## EXERCISES
a - Decide whether each statement below agrees with the text on linear regression in Python. Answer yes or no for each, and quote the deciding words of the text exactly. (i) The LinearRegression class is imported from sklearn.linear_model. (ii) Statsmodels output is described as resembling that of statistical software like R. (iii) A constant must be added to the independent variables when using the statsmodels formula API.
b - Carry on the text on linear regression in Python from its last line.

## PROVIDED TEXT
+--

This engineering example demonstrates how multiple linear regression can be used not just for prediction but also for gaining actionable insights into complex material behaviors, allowing engineers to optimize designs, control quality, and understand the fundamental relationships between input parameters and performance.
Summary
Choosing the right method for linear regression in Python depends on your goals and the level of detail you need. The two most popular libraries for this task are scikit-learn and statsmodels. There is also a simpler, more direct approach using NumPy for basic cases.
Scikit-learn
Scikit-learn is a powerful and widely used machine learning library. It is the go-to choice for building predictive models.
- When to use it: Use scikit-learn when your primary goal is to build a predictive model and integrate it into a larger machine learning pipeline. It's excellent for tasks like:
- Making predictions on new data.
- Evaluating model performance with metrics like R2, Mean Squared Error (MSE), and Root Mean Squared Error (RMSE).
- Performing other machine learning tasks like classification, clustering, and cross-validation, as it has a consistent API.
- Working with multiple linear regression (multiple independent variables).
- How it works: You use the LinearRegression class from sklearn.linear_model. The process is typically:
- Import LinearRegression.
- Create an instance of the model: model = LinearRegression().
- Fit the model to your data: model.fit(X, y), where X is your feature matrix and y is your target variable.
- Access the coefficients (model.coef_) and intercept (model.intercept_).
- Make predictions with model.predict(X_new).
Statsmodels
Statsmodels is a library that focuses on providing statistical models and tests. It is more similar to the output you would get from statistical software like R.
- When to use it: Use statsmodels when your focus is on statistical inference and understanding the relationships between variables. It provides a detailed summary of the model, which is crucial for:
- Examining p-values to determine the statistical significance of each independent variable.
- Checking for multicollinearity and other regression diagnostics.
- Performing hypothesis testing.
- Getting a comprehensive summary table with many statistical details.
- How it works: You can use the OLS (Ordinary Least Squares) method from statsmodels.api or statsmodels.formula.api. The formula API is particularly useful as it allows you to specify the model using R-style formulas.
- Import statsmodels.api as sm or statsmodels.formula.api as smf.
- Add a constant to your independent variables if you are using the sm API: X = sm.add_constant(X).

+--

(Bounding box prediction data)
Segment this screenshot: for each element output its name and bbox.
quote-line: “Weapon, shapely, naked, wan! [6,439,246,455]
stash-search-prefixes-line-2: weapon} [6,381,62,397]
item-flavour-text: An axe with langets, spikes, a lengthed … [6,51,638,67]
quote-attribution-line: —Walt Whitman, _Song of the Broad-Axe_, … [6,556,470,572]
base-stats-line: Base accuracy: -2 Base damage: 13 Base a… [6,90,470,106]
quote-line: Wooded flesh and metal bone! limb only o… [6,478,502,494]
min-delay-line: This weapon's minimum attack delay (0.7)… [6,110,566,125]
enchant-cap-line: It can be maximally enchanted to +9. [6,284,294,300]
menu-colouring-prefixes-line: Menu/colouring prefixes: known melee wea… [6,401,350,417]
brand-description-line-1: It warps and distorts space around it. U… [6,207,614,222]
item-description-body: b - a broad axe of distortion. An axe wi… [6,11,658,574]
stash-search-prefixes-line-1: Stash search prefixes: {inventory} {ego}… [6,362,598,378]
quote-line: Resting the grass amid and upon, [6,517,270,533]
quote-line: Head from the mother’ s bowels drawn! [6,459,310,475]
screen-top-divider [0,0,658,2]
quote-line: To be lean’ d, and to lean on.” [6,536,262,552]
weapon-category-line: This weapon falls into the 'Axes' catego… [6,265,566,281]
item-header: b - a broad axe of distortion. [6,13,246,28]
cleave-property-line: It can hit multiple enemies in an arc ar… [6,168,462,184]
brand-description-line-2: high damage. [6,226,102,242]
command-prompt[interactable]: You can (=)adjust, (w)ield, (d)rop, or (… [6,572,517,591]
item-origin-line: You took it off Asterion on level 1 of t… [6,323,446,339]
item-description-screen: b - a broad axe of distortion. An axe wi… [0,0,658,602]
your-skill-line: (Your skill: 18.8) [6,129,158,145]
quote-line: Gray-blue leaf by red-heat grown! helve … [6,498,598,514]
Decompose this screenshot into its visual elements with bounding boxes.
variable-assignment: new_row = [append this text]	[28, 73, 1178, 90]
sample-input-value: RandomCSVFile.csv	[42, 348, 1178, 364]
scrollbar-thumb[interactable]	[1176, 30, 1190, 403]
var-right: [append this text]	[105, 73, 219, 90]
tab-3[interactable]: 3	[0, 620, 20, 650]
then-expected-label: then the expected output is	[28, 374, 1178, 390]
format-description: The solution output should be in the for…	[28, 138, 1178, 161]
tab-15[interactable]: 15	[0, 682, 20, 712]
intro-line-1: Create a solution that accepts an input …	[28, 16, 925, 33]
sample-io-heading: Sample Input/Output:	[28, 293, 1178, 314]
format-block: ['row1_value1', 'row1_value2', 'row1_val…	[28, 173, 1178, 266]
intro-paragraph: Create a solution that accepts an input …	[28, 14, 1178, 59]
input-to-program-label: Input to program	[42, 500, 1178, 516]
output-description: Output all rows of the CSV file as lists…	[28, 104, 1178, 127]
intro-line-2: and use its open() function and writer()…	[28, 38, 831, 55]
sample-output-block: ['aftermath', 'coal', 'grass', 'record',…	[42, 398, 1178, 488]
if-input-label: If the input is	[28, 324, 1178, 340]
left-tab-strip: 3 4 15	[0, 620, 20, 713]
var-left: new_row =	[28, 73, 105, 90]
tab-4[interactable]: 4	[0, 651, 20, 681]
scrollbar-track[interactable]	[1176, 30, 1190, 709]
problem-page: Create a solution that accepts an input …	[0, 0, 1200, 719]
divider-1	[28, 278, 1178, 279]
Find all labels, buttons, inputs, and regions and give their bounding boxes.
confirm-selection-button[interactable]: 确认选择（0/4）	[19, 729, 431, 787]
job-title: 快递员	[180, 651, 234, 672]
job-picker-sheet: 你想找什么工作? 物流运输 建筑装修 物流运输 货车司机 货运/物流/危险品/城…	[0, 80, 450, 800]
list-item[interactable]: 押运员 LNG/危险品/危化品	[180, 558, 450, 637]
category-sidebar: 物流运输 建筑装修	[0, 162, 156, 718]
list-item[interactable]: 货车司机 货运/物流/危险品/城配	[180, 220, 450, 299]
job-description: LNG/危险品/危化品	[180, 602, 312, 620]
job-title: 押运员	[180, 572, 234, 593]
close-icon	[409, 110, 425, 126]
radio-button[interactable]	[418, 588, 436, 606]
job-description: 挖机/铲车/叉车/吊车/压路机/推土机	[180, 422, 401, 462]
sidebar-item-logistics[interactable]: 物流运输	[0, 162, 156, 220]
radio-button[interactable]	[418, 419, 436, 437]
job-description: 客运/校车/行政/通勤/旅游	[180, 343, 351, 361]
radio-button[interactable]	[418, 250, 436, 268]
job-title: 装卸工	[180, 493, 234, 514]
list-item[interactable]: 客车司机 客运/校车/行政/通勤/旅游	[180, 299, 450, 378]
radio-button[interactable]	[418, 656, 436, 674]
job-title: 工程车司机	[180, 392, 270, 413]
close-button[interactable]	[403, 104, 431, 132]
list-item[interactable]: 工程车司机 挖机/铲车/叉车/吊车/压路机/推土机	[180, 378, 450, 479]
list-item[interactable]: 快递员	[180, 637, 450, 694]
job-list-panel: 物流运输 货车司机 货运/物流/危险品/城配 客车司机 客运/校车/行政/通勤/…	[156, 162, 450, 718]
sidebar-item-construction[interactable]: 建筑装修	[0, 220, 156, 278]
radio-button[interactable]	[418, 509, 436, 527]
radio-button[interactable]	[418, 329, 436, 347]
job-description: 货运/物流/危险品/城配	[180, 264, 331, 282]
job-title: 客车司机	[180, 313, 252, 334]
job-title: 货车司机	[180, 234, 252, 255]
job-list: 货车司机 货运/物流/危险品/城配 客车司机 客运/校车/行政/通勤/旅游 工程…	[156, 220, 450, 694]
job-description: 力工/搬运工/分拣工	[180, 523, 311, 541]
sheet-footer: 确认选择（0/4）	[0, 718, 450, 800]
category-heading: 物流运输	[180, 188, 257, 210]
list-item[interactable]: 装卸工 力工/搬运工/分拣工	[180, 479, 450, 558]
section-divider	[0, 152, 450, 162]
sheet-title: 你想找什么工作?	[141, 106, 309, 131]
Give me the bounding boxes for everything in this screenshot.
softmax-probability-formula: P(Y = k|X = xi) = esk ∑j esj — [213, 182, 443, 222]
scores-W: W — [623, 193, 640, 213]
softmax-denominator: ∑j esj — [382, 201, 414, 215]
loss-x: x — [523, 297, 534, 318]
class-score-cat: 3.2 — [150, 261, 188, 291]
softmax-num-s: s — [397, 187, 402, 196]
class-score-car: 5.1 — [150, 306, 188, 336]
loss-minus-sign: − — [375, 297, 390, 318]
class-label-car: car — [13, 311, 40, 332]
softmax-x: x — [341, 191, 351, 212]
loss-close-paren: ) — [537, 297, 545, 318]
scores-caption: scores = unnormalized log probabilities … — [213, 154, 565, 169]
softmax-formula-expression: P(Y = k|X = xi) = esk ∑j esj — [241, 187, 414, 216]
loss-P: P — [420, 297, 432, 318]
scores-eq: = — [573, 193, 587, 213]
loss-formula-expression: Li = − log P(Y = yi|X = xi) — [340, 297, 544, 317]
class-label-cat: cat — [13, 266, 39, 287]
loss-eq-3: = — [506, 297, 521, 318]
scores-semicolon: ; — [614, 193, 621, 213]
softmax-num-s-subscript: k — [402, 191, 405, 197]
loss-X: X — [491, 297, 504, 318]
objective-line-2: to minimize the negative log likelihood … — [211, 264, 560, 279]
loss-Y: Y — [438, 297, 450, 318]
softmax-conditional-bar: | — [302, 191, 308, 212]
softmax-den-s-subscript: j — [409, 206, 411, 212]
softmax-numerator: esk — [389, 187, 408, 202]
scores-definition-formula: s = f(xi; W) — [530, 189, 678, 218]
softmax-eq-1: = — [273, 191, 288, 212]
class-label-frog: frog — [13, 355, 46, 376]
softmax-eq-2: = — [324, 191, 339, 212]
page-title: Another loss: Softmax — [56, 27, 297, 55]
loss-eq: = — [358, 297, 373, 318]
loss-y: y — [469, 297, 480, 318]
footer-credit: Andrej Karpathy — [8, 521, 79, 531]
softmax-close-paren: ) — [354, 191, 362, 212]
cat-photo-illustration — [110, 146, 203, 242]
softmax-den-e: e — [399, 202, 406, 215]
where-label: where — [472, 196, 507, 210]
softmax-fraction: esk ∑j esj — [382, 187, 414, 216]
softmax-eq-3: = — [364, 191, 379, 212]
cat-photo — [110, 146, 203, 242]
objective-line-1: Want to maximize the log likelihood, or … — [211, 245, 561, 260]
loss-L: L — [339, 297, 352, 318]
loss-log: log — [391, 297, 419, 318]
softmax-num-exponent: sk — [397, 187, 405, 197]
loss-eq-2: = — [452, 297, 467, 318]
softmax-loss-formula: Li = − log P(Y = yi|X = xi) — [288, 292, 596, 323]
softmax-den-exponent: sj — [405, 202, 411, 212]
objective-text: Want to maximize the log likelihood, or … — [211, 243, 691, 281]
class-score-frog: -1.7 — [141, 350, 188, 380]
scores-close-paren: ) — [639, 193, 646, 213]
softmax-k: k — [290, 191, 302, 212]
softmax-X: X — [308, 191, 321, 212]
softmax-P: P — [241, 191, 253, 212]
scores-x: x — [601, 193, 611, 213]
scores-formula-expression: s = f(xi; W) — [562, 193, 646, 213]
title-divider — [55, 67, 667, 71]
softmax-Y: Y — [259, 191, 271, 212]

+--

## ANSWERS BY TASK
a -
(i) Yes: "You use the LinearRegression class from sklearn.linear_model."
(ii) Yes: "It is more similar to the output you would get from statistical software like R."
(iii) No: "Add a constant to your independent variables if you are using the sm API"

b -
- Define and fit the model: model = sm.OLS(y, X).fit().
- Get the detailed summary table with print(model.summary()).
NumPy
NumPy is the fundamental package for scientific computing in Python that can also be used for linear regression, especially for simple cases; however, these are not as feature-rich as scikit-learn or statsmodels for more complex analyses or model evaluation.
- Use numpy.linalg.lstsq for a very simple linear regression problems (e.g., a single predictor variable).
- The Polynomial.fit can be used to fit a polynomial (including a degree 1 polynomial) to your data.
- You can also manually calculate the coefficients using linear algebra functions within NumPy.
Summary Table
| Method | Best for... | Key Features |
| scikit-learn | Predictive modeling, machine learning pipelines | Simple API, performance metrics, easy integration with other ML tools. |
| statsmodels | Statistical inference, hypothesis testing | Detailed summary output, p-values, regression diagnostics, R-style formulas. |
| NumPy | Simple linear regression, manual calculations | Direct, low-level control, good for understanding the fundamentals. |
For most users doing data science and machine learning, scikit-learn is the most common and practical choice. If your work is more rooted in classical statistics and you need to formally test hypotheses about your variables, statsmodels is the superior option.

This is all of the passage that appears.